## Directive
Leave out the pictures and transcribe the rest of the records exactly.

========================

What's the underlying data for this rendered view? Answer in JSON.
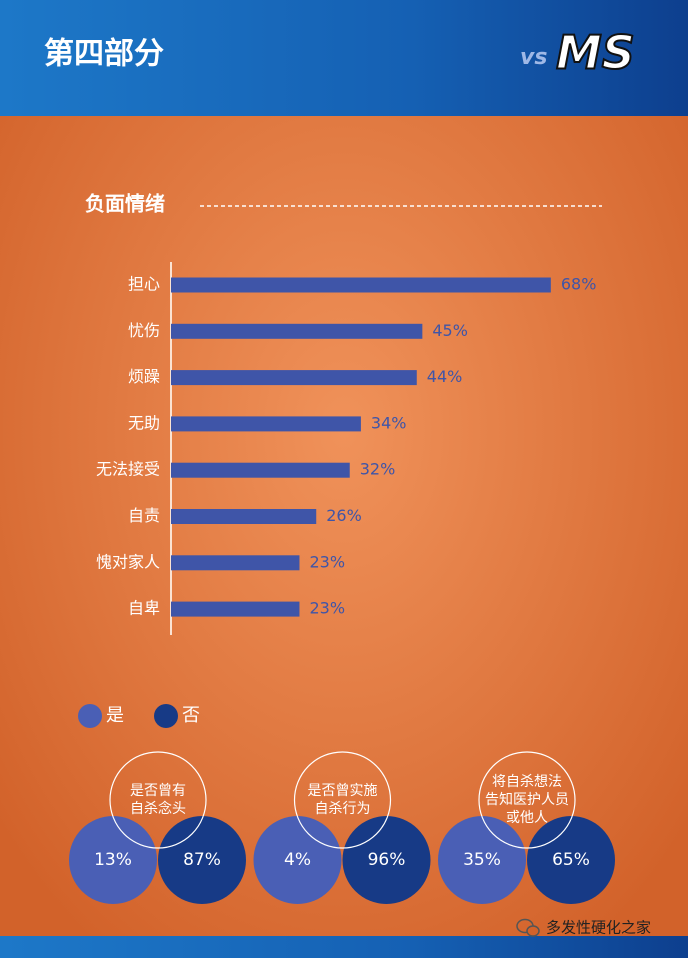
{
  "header": {
    "title": "第四部分",
    "logo_prefix": "vs",
    "logo": "MS"
  },
  "chart_data": [
    {
      "type": "bar",
      "orientation": "horizontal",
      "title": "负面情绪",
      "categories": [
        "担心",
        "忧伤",
        "烦躁",
        "无助",
        "无法接受",
        "自责",
        "愧对家人",
        "自卑"
      ],
      "values": [
        68,
        45,
        44,
        34,
        32,
        26,
        23,
        23
      ],
      "value_labels": [
        "68%",
        "45%",
        "44%",
        "34%",
        "32%",
        "26%",
        "23%",
        "23%"
      ],
      "color": "#3f55a8",
      "xlim": [
        0,
        70
      ]
    },
    {
      "type": "pair",
      "categories": [
        [
          "是否曾有",
          "自杀念头"
        ],
        [
          "是否曾实施",
          "自杀行为"
        ],
        [
          "将自杀想法",
          "告知医护人员",
          "或他人"
        ]
      ],
      "series": [
        {
          "name": "是",
          "color": "#4a5fb5",
          "values": [
            13,
            4,
            35
          ],
          "value_labels": [
            "13%",
            "4%",
            "35%"
          ]
        },
        {
          "name": "否",
          "color": "#173a86",
          "values": [
            87,
            96,
            65
          ],
          "value_labels": [
            "87%",
            "96%",
            "65%"
          ]
        }
      ]
    }
  ],
  "footer": {
    "text": "多发性硬化之家"
  }
}
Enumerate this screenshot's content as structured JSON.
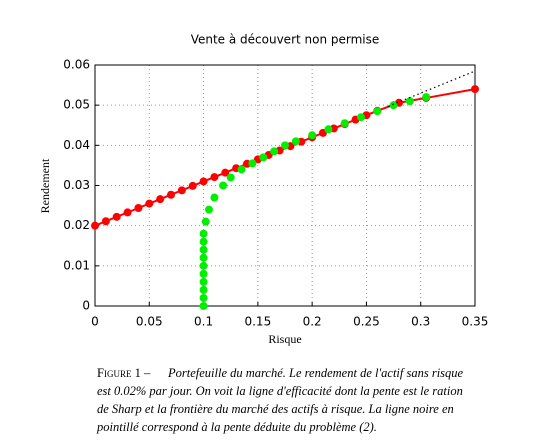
{
  "chart_data": {
    "type": "line",
    "title": "Vente à découvert non permise",
    "xlabel": "Risque",
    "ylabel": "Rendement",
    "xlim": [
      0,
      0.35
    ],
    "xticks": [
      0,
      0.05,
      0.1,
      0.15,
      0.2,
      0.25,
      0.3,
      0.35
    ],
    "ylim": [
      0,
      0.06
    ],
    "yticks": [
      0,
      0.01,
      0.02,
      0.03,
      0.04,
      0.05,
      0.06
    ],
    "grid": true,
    "series": [
      {
        "color": "#ff0000",
        "line": "solid",
        "marker": true,
        "x": [
          0,
          0.01,
          0.02,
          0.03,
          0.04,
          0.05,
          0.06,
          0.07,
          0.08,
          0.09,
          0.1,
          0.11,
          0.12,
          0.13,
          0.14,
          0.15,
          0.16,
          0.17,
          0.18,
          0.19,
          0.2,
          0.21,
          0.22,
          0.23,
          0.24,
          0.25,
          0.26,
          0.28,
          0.305,
          0.35
        ],
        "values": [
          0.02,
          0.0211,
          0.0222,
          0.0233,
          0.0244,
          0.0255,
          0.0266,
          0.0277,
          0.0288,
          0.0299,
          0.031,
          0.0321,
          0.0332,
          0.0343,
          0.0354,
          0.0365,
          0.0376,
          0.0387,
          0.0398,
          0.0409,
          0.042,
          0.0431,
          0.0442,
          0.0453,
          0.0464,
          0.0475,
          0.0486,
          0.0506,
          0.0518,
          0.054
        ]
      },
      {
        "color": "#00ee00",
        "line": "none",
        "marker": true,
        "x": [
          0.1,
          0.1,
          0.1,
          0.1,
          0.1,
          0.1,
          0.1,
          0.1,
          0.1,
          0.1,
          0.102,
          0.105,
          0.11,
          0.118,
          0.125,
          0.135,
          0.145,
          0.155,
          0.165,
          0.175,
          0.185,
          0.2,
          0.215,
          0.23,
          0.245,
          0.26,
          0.275,
          0.29,
          0.305
        ],
        "values": [
          0,
          0.002,
          0.004,
          0.006,
          0.008,
          0.01,
          0.012,
          0.014,
          0.016,
          0.018,
          0.021,
          0.024,
          0.027,
          0.03,
          0.032,
          0.034,
          0.0355,
          0.037,
          0.0385,
          0.04,
          0.041,
          0.0425,
          0.044,
          0.0455,
          0.047,
          0.0485,
          0.05,
          0.051,
          0.052
        ]
      },
      {
        "color": "#000000",
        "line": "dotted",
        "marker": false,
        "x": [
          0.27,
          0.35
        ],
        "values": [
          0.0497,
          0.0585
        ]
      }
    ]
  },
  "caption": {
    "label": "Figure 1 –",
    "lines": [
      "Portefeuille du marché. Le rendement de l'actif sans risque",
      "est 0.02% par jour. On voit la ligne d'efficacité dont la pente est le ration",
      "de Sharp et la frontière du marché des actifs à risque. La ligne noire en",
      "pointillé correspond à la pente déduite du problème (2)."
    ]
  }
}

========================

## The answer
What's the underlying data for this rendered view? Answer in JSON.
{
  "header": {
    "title": "第四部分",
    "logo_prefix": "vs",
    "logo": "MS"
  },
  "chart_data": [
    {
      "type": "bar",
      "orientation": "horizontal",
      "title": "负面情绪",
      "categories": [
        "担心",
        "忧伤",
        "烦躁",
        "无助",
        "无法接受",
        "自责",
        "愧对家人",
        "自卑"
      ],
      "values": [
        68,
        45,
        44,
        34,
        32,
        26,
        23,
        23
      ],
      "value_labels": [
        "68%",
        "45%",
        "44%",
        "34%",
        "32%",
        "26%",
        "23%",
        "23%"
      ],
      "color": "#3f55a8",
      "xlim": [
        0,
        70
      ]
    },
    {
      "type": "pair",
      "categories": [
        [
          "是否曾有",
          "自杀念头"
        ],
        [
          "是否曾实施",
          "自杀行为"
        ],
        [
          "将自杀想法",
          "告知医护人员",
          "或他人"
        ]
      ],
      "series": [
        {
          "name": "是",
          "color": "#4a5fb5",
          "values": [
            13,
            4,
            35
          ],
          "value_labels": [
            "13%",
            "4%",
            "35%"
          ]
        },
        {
          "name": "否",
          "color": "#173a86",
          "values": [
            87,
            96,
            65
          ],
          "value_labels": [
            "87%",
            "96%",
            "65%"
          ]
        }
      ]
    }
  ],
  "footer": {
    "text": "多发性硬化之家"
  }
}
Enumerate this screenshot's content as structured JSON.
{
  "chart_data": {
    "type": "line",
    "title": "Vente à découvert non permise",
    "xlabel": "Risque",
    "ylabel": "Rendement",
    "xlim": [
      0,
      0.35
    ],
    "xticks": [
      0,
      0.05,
      0.1,
      0.15,
      0.2,
      0.25,
      0.3,
      0.35
    ],
    "ylim": [
      0,
      0.06
    ],
    "yticks": [
      0,
      0.01,
      0.02,
      0.03,
      0.04,
      0.05,
      0.06
    ],
    "grid": true,
    "series": [
      {
        "color": "#ff0000",
        "line": "solid",
        "marker": true,
        "x": [
          0,
          0.01,
          0.02,
          0.03,
          0.04,
          0.05,
          0.06,
          0.07,
          0.08,
          0.09,
          0.1,
          0.11,
          0.12,
          0.13,
          0.14,
          0.15,
          0.16,
          0.17,
          0.18,
          0.19,
          0.2,
          0.21,
          0.22,
          0.23,
          0.24,
          0.25,
          0.26,
          0.28,
          0.305,
          0.35
        ],
        "values": [
          0.02,
          0.0211,
          0.0222,
          0.0233,
          0.0244,
          0.0255,
          0.0266,
          0.0277,
          0.0288,
          0.0299,
          0.031,
          0.0321,
          0.0332,
          0.0343,
          0.0354,
          0.0365,
          0.0376,
          0.0387,
          0.0398,
          0.0409,
          0.042,
          0.0431,
          0.0442,
          0.0453,
          0.0464,
          0.0475,
          0.0486,
          0.0506,
          0.0518,
          0.054
        ]
      },
      {
        "color": "#00ee00",
        "line": "none",
        "marker": true,
        "x": [
          0.1,
          0.1,
          0.1,
          0.1,
          0.1,
          0.1,
          0.1,
          0.1,
          0.1,
          0.1,
          0.102,
          0.105,
          0.11,
          0.118,
          0.125,
          0.135,
          0.145,
          0.155,
          0.165,
          0.175,
          0.185,
          0.2,
          0.215,
          0.23,
          0.245,
          0.26,
          0.275,
          0.29,
          0.305
        ],
        "values": [
          0,
          0.002,
          0.004,
          0.006,
          0.008,
          0.01,
          0.012,
          0.014,
          0.016,
          0.018,
          0.021,
          0.024,
          0.027,
          0.03,
          0.032,
          0.034,
          0.0355,
          0.037,
          0.0385,
          0.04,
          0.041,
          0.0425,
          0.044,
          0.0455,
          0.047,
          0.0485,
          0.05,
          0.051,
          0.052
        ]
      },
      {
        "color": "#000000",
        "line": "dotted",
        "marker": false,
        "x": [
          0.27,
          0.35
        ],
        "values": [
          0.0497,
          0.0585
        ]
      }
    ]
  },
  "caption": {
    "label": "Figure 1 –",
    "lines": [
      "Portefeuille du marché. Le rendement de l'actif sans risque",
      "est 0.02% par jour. On voit la ligne d'efficacité dont la pente est le ration",
      "de Sharp et la frontière du marché des actifs à risque. La ligne noire en",
      "pointillé correspond à la pente déduite du problème (2)."
    ]
  }
}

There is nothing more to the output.